-- START Material provided --

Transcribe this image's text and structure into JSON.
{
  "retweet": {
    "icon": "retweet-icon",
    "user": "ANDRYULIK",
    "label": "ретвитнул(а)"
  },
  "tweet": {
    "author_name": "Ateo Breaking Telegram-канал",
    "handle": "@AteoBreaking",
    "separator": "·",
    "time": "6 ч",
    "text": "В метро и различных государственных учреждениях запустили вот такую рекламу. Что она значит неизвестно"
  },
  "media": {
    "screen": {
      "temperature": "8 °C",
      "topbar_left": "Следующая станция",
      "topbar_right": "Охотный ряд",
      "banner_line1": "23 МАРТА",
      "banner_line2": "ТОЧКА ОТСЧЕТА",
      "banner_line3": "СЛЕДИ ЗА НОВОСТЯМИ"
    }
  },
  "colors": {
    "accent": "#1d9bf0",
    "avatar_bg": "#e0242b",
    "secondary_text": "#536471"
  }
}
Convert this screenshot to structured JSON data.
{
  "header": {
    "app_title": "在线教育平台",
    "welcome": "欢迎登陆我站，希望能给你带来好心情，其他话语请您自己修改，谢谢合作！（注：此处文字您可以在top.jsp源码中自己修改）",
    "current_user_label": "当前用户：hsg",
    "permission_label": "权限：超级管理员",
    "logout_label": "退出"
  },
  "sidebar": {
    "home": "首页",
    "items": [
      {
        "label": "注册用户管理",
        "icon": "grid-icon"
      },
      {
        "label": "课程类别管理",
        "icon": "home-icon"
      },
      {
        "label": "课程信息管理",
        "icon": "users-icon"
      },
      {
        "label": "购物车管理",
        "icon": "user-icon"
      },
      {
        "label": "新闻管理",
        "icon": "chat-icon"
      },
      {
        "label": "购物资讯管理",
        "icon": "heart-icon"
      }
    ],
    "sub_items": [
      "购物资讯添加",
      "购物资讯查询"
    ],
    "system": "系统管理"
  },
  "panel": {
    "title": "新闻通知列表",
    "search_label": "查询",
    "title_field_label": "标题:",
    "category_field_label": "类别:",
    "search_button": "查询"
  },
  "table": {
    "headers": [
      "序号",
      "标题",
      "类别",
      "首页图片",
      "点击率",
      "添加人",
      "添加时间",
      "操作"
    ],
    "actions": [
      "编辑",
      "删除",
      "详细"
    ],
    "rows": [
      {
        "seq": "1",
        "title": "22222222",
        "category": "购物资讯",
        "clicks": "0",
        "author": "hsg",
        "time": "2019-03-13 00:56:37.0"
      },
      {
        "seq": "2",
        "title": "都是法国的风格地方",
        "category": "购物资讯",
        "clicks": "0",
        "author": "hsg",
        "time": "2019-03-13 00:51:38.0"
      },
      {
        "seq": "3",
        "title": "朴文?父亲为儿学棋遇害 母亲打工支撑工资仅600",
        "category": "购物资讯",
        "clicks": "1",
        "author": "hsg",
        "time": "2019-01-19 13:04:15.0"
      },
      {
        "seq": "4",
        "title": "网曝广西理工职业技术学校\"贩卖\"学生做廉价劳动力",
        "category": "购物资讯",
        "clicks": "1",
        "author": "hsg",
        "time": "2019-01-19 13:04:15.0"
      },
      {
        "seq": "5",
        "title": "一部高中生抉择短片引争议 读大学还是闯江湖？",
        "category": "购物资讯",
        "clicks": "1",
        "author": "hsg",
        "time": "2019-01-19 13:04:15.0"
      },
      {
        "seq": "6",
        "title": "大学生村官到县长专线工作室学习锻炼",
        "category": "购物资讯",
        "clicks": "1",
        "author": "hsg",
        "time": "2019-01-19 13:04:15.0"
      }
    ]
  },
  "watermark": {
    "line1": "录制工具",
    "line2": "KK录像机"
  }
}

-- END Material provided --

Exercise description:
Please quote the data above in full, with no line missing.

Solution for this problem:
Transcribe this image's text and structure into JSON.
{
  "retweet": {
    "icon": "retweet-icon",
    "user": "ANDRYULIK",
    "label": "ретвитнул(а)"
  },
  "tweet": {
    "author_name": "Ateo Breaking Telegram-канал",
    "handle": "@AteoBreaking",
    "separator": "·",
    "time": "6 ч",
    "text": "В метро и различных государственных учреждениях запустили вот такую рекламу. Что она значит неизвестно"
  },
  "media": {
    "screen": {
      "temperature": "8 °C",
      "topbar_left": "Следующая станция",
      "topbar_right": "Охотный ряд",
      "banner_line1": "23 МАРТА",
      "banner_line2": "ТОЧКА ОТСЧЕТА",
      "banner_line3": "СЛЕДИ ЗА НОВОСТЯМИ"
    }
  },
  "colors": {
    "accent": "#1d9bf0",
    "avatar_bg": "#e0242b",
    "secondary_text": "#536471"
  }
}
Convert this screenshot to structured JSON data.
{
  "header": {
    "app_title": "在线教育平台",
    "welcome": "欢迎登陆我站，希望能给你带来好心情，其他话语请您自己修改，谢谢合作！（注：此处文字您可以在top.jsp源码中自己修改）",
    "current_user_label": "当前用户：hsg",
    "permission_label": "权限：超级管理员",
    "logout_label": "退出"
  },
  "sidebar": {
    "home": "首页",
    "items": [
      {
        "label": "注册用户管理",
        "icon": "grid-icon"
      },
      {
        "label": "课程类别管理",
        "icon": "home-icon"
      },
      {
        "label": "课程信息管理",
        "icon": "users-icon"
      },
      {
        "label": "购物车管理",
        "icon": "user-icon"
      },
      {
        "label": "新闻管理",
        "icon": "chat-icon"
      },
      {
        "label": "购物资讯管理",
        "icon": "heart-icon"
      }
    ],
    "sub_items": [
      "购物资讯添加",
      "购物资讯查询"
    ],
    "system": "系统管理"
  },
  "panel": {
    "title": "新闻通知列表",
    "search_label": "查询",
    "title_field_label": "标题:",
    "category_field_label": "类别:",
    "search_button": "查询"
  },
  "table": {
    "headers": [
      "序号",
      "标题",
      "类别",
      "首页图片",
      "点击率",
      "添加人",
      "添加时间",
      "操作"
    ],
    "actions": [
      "编辑",
      "删除",
      "详细"
    ],
    "rows": [
      {
        "seq": "1",
        "title": "22222222",
        "category": "购物资讯",
        "clicks": "0",
        "author": "hsg",
        "time": "2019-03-13 00:56:37.0"
      },
      {
        "seq": "2",
        "title": "都是法国的风格地方",
        "category": "购物资讯",
        "clicks": "0",
        "author": "hsg",
        "time": "2019-03-13 00:51:38.0"
      },
      {
        "seq": "3",
        "title": "朴文?父亲为儿学棋遇害 母亲打工支撑工资仅600",
        "category": "购物资讯",
        "clicks": "1",
        "author": "hsg",
        "time": "2019-01-19 13:04:15.0"
      },
      {
        "seq": "4",
        "title": "网曝广西理工职业技术学校\"贩卖\"学生做廉价劳动力",
        "category": "购物资讯",
        "clicks": "1",
        "author": "hsg",
        "time": "2019-01-19 13:04:15.0"
      },
      {
        "seq": "5",
        "title": "一部高中生抉择短片引争议 读大学还是闯江湖？",
        "category": "购物资讯",
        "clicks": "1",
        "author": "hsg",
        "time": "2019-01-19 13:04:15.0"
      },
      {
        "seq": "6",
        "title": "大学生村官到县长专线工作室学习锻炼",
        "category": "购物资讯",
        "clicks": "1",
        "author": "hsg",
        "time": "2019-01-19 13:04:15.0"
      }
    ]
  },
  "watermark": {
    "line1": "录制工具",
    "line2": "KK录像机"
  }
}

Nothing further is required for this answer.